> Challenge:
Reproduce every line of the records below word for word, changing nothing.

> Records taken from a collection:
● ● ● ●

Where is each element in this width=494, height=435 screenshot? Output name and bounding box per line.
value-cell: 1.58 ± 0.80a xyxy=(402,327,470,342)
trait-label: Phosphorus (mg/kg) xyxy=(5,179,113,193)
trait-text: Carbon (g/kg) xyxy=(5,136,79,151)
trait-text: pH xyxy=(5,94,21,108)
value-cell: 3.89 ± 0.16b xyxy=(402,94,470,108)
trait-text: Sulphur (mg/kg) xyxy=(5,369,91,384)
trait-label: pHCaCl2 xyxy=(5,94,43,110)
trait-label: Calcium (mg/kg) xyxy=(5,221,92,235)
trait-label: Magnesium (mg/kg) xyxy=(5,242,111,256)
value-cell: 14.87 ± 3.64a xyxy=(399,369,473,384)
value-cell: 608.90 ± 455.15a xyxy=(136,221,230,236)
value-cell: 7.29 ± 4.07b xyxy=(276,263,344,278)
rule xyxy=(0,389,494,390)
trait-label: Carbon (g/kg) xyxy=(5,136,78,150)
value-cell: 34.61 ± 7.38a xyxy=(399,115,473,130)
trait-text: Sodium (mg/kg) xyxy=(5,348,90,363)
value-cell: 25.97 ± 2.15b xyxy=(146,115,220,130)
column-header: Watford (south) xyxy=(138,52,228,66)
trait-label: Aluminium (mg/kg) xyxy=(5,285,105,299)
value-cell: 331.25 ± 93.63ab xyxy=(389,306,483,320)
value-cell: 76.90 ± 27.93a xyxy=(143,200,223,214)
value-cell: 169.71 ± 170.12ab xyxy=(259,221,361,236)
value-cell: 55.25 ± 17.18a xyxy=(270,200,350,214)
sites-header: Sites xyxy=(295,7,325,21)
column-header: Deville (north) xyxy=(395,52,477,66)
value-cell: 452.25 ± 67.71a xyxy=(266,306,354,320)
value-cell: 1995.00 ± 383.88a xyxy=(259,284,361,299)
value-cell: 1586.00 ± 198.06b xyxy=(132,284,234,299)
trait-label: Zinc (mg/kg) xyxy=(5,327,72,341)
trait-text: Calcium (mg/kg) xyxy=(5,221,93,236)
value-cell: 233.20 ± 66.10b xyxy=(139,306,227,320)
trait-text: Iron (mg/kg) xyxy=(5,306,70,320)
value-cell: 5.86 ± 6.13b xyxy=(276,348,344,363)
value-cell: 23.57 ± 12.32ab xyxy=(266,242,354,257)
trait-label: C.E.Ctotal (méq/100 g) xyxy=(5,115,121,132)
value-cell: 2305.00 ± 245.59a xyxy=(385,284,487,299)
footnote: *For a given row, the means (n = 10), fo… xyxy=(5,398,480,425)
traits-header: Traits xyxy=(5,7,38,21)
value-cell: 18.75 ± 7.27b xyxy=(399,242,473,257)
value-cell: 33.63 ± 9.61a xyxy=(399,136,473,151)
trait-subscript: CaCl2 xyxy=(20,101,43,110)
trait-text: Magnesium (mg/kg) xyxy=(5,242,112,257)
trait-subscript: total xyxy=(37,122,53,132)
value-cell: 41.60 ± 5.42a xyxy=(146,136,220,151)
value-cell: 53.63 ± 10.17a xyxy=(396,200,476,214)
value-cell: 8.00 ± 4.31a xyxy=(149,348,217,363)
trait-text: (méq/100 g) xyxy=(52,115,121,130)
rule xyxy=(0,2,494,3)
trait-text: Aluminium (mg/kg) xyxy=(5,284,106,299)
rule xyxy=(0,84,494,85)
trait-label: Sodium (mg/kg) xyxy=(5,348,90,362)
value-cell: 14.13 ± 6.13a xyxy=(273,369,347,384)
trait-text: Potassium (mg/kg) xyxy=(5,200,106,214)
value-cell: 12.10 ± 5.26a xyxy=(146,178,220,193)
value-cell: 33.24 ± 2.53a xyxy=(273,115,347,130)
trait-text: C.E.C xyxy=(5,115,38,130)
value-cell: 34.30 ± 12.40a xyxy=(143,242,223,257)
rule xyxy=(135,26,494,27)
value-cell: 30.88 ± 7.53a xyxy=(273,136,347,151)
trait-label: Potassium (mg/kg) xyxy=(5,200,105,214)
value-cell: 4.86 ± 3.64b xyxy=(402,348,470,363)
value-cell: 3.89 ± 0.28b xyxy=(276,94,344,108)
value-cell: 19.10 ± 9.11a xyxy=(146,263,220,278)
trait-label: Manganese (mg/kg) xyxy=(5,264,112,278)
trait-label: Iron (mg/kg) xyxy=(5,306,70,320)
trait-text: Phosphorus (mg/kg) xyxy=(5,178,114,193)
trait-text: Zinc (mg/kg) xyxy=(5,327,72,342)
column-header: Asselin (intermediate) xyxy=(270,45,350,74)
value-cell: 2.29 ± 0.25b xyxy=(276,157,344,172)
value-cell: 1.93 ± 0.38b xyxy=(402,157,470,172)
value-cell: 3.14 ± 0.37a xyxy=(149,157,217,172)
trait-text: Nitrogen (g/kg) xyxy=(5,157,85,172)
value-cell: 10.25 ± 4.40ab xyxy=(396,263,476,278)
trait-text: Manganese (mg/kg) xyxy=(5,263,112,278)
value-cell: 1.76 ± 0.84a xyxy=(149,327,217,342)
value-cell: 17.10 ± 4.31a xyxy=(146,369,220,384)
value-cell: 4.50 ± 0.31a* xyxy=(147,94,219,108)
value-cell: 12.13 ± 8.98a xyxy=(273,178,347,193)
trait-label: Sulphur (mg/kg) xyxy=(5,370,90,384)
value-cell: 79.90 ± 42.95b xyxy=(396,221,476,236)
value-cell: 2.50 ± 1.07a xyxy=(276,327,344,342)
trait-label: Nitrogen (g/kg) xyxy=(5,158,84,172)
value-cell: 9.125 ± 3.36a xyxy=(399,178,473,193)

● ● ● ●

> Exercise output:
Where is each element in this width=494, height=435 screenshot? Output name and bounding box per line.
value-cell: 1.58 ± 0.80a xyxy=(402,327,470,342)
trait-label: Phosphorus (mg/kg) xyxy=(5,179,113,193)
trait-text: Carbon (g/kg) xyxy=(5,136,79,151)
trait-text: pH xyxy=(5,94,21,108)
value-cell: 3.89 ± 0.16b xyxy=(402,94,470,108)
trait-text: Sulphur (mg/kg) xyxy=(5,369,91,384)
trait-label: pHCaCl2 xyxy=(5,94,43,110)
trait-label: Calcium (mg/kg) xyxy=(5,221,92,235)
trait-label: Magnesium (mg/kg) xyxy=(5,242,111,256)
value-cell: 14.87 ± 3.64a xyxy=(399,369,473,384)
value-cell: 608.90 ± 455.15a xyxy=(136,221,230,236)
value-cell: 7.29 ± 4.07b xyxy=(276,263,344,278)
rule xyxy=(0,389,494,390)
trait-label: Carbon (g/kg) xyxy=(5,136,78,150)
value-cell: 34.61 ± 7.38a xyxy=(399,115,473,130)
trait-text: Sodium (mg/kg) xyxy=(5,348,90,363)
value-cell: 25.97 ± 2.15b xyxy=(146,115,220,130)
column-header: Watford (south) xyxy=(138,52,228,66)
trait-label: Aluminium (mg/kg) xyxy=(5,285,105,299)
value-cell: 331.25 ± 93.63ab xyxy=(389,306,483,320)
value-cell: 76.90 ± 27.93a xyxy=(143,200,223,214)
value-cell: 169.71 ± 170.12ab xyxy=(259,221,361,236)
value-cell: 55.25 ± 17.18a xyxy=(270,200,350,214)
sites-header: Sites xyxy=(295,7,325,21)
column-header: Deville (north) xyxy=(395,52,477,66)
value-cell: 452.25 ± 67.71a xyxy=(266,306,354,320)
value-cell: 1995.00 ± 383.88a xyxy=(259,284,361,299)
value-cell: 1586.00 ± 198.06b xyxy=(132,284,234,299)
trait-label: Zinc (mg/kg) xyxy=(5,327,72,341)
trait-text: Calcium (mg/kg) xyxy=(5,221,93,236)
value-cell: 233.20 ± 66.10b xyxy=(139,306,227,320)
trait-text: Iron (mg/kg) xyxy=(5,306,70,320)
value-cell: 5.86 ± 6.13b xyxy=(276,348,344,363)
value-cell: 23.57 ± 12.32ab xyxy=(266,242,354,257)
trait-label: C.E.Ctotal (méq/100 g) xyxy=(5,115,121,132)
value-cell: 2305.00 ± 245.59a xyxy=(385,284,487,299)
footnote: *For a given row, the means (n = 10), fo… xyxy=(5,398,480,425)
traits-header: Traits xyxy=(5,7,38,21)
value-cell: 18.75 ± 7.27b xyxy=(399,242,473,257)
value-cell: 33.63 ± 9.61a xyxy=(399,136,473,151)
trait-subscript: CaCl2 xyxy=(20,101,43,110)
trait-text: Magnesium (mg/kg) xyxy=(5,242,112,257)
trait-subscript: total xyxy=(37,122,53,132)
value-cell: 41.60 ± 5.42a xyxy=(146,136,220,151)
value-cell: 53.63 ± 10.17a xyxy=(396,200,476,214)
value-cell: 8.00 ± 4.31a xyxy=(149,348,217,363)
trait-text: (méq/100 g) xyxy=(52,115,121,130)
rule xyxy=(0,2,494,3)
trait-text: Aluminium (mg/kg) xyxy=(5,284,106,299)
rule xyxy=(0,84,494,85)
trait-label: Sodium (mg/kg) xyxy=(5,348,90,362)
value-cell: 14.13 ± 6.13a xyxy=(273,369,347,384)
trait-text: Potassium (mg/kg) xyxy=(5,200,106,214)
value-cell: 12.10 ± 5.26a xyxy=(146,178,220,193)
value-cell: 33.24 ± 2.53a xyxy=(273,115,347,130)
trait-text: C.E.C xyxy=(5,115,38,130)
value-cell: 34.30 ± 12.40a xyxy=(143,242,223,257)
rule xyxy=(135,26,494,27)
value-cell: 30.88 ± 7.53a xyxy=(273,136,347,151)
trait-label: Potassium (mg/kg) xyxy=(5,200,105,214)
value-cell: 4.86 ± 3.64b xyxy=(402,348,470,363)
value-cell: 3.89 ± 0.28b xyxy=(276,94,344,108)
value-cell: 19.10 ± 9.11a xyxy=(146,263,220,278)
trait-label: Manganese (mg/kg) xyxy=(5,264,112,278)
trait-label: Iron (mg/kg) xyxy=(5,306,70,320)
trait-text: Phosphorus (mg/kg) xyxy=(5,178,114,193)
trait-text: Zinc (mg/kg) xyxy=(5,327,72,342)
column-header: Asselin (intermediate) xyxy=(270,45,350,74)
value-cell: 2.29 ± 0.25b xyxy=(276,157,344,172)
value-cell: 1.93 ± 0.38b xyxy=(402,157,470,172)
value-cell: 3.14 ± 0.37a xyxy=(149,157,217,172)
trait-text: Nitrogen (g/kg) xyxy=(5,157,85,172)
value-cell: 10.25 ± 4.40ab xyxy=(396,263,476,278)
trait-text: Manganese (mg/kg) xyxy=(5,263,112,278)
value-cell: 1.76 ± 0.84a xyxy=(149,327,217,342)
value-cell: 17.10 ± 4.31a xyxy=(146,369,220,384)
value-cell: 4.50 ± 0.31a* xyxy=(147,94,219,108)
value-cell: 12.13 ± 8.98a xyxy=(273,178,347,193)
trait-label: Sulphur (mg/kg) xyxy=(5,370,90,384)
value-cell: 79.90 ± 42.95b xyxy=(396,221,476,236)
value-cell: 2.50 ± 1.07a xyxy=(276,327,344,342)
trait-label: Nitrogen (g/kg) xyxy=(5,158,84,172)
value-cell: 9.125 ± 3.36a xyxy=(399,178,473,193)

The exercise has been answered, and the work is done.